* What you need to do
Below are entries. Pull out all lines containing "name".

* Input data
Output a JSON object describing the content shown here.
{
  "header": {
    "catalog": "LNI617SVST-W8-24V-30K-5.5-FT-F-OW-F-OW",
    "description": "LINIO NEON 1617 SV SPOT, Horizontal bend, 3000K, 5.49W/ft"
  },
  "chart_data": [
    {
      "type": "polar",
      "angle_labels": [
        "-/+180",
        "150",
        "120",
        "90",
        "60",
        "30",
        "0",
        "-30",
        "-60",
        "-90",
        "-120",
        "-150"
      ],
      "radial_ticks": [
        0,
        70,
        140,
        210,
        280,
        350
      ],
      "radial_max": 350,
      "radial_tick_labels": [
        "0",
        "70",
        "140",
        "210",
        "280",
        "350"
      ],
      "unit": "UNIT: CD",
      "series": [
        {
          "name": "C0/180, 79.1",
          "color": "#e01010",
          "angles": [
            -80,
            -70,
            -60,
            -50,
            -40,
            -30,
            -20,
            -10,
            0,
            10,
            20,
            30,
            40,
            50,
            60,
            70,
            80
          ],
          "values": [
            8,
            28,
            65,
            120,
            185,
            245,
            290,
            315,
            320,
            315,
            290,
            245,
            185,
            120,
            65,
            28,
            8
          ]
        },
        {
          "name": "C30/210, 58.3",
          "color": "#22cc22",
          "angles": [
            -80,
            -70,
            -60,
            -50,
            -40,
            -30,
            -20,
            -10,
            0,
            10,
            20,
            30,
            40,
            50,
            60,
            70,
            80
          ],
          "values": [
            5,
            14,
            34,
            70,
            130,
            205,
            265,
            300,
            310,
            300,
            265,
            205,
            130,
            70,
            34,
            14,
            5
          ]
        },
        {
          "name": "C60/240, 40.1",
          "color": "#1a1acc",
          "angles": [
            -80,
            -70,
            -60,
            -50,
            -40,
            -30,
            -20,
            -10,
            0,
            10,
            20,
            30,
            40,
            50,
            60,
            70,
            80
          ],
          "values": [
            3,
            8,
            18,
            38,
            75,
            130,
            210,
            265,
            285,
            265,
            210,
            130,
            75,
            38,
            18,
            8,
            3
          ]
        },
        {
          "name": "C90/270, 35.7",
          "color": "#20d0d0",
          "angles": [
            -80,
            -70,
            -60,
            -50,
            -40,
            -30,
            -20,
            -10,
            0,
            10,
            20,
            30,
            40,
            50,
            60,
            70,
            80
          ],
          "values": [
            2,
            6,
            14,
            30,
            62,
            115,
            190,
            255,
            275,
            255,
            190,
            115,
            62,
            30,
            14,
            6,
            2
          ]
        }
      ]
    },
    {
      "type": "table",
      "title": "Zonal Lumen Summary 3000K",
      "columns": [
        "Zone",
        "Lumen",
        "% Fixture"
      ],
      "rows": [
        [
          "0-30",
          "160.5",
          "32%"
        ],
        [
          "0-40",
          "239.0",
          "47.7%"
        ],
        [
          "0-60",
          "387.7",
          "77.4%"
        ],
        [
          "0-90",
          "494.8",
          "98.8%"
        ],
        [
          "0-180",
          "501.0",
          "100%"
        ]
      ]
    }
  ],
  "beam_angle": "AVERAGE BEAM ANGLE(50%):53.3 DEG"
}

* Output of the exercise
          "name": "C0/180, 79.1",
          "name": "C30/210, 58.3",
          "name": "C60/240, 40.1",
          "name": "C90/270, 35.7",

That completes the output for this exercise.